= TASK TO COMPLETE =
Review the lines that follow and copy each one that contains the word "записаны".

= TASK INPUTS =

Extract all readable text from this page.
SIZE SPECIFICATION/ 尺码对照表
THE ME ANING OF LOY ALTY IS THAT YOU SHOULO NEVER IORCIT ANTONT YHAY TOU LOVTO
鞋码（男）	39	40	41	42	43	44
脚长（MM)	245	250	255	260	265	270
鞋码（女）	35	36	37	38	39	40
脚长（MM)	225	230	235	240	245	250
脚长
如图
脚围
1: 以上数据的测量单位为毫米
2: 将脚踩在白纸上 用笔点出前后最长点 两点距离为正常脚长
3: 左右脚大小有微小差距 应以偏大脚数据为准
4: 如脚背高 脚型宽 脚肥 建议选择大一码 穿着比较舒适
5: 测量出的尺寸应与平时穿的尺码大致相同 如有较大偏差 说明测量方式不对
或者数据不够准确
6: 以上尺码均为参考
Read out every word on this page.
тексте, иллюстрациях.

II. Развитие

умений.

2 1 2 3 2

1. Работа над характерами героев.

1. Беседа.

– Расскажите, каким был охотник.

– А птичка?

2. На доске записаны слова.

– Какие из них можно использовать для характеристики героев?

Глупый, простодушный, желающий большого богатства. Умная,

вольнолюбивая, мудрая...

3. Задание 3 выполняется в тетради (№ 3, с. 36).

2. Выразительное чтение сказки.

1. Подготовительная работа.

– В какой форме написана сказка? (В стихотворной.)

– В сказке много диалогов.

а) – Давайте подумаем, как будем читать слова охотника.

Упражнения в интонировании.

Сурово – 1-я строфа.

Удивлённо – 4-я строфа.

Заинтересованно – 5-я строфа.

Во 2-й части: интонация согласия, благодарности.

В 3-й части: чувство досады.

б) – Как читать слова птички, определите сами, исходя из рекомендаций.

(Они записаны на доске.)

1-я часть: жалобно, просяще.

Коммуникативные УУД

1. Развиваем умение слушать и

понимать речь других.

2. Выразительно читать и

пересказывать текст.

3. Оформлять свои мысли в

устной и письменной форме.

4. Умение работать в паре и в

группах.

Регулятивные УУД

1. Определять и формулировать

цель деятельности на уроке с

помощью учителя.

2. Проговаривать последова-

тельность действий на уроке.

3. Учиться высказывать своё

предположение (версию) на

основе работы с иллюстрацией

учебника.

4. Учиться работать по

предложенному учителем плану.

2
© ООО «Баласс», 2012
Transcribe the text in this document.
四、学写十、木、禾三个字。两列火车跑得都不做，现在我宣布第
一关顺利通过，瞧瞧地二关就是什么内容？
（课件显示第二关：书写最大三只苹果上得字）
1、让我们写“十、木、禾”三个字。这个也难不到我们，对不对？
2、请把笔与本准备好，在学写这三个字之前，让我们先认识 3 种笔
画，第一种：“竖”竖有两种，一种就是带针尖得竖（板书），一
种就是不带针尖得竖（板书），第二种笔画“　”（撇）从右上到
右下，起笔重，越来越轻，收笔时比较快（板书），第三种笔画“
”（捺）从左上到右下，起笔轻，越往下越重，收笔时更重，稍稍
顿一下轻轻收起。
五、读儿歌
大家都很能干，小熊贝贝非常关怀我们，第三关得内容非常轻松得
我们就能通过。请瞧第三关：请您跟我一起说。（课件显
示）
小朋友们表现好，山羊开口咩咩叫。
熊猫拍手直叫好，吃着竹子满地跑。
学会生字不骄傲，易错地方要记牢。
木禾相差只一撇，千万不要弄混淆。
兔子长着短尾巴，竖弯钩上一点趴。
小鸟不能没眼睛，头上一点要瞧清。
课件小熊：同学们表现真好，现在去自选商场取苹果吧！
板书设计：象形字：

= SOLUTION TO THE PROBLEM =
2. На доске записаны слова.
(Они записаны на доске.)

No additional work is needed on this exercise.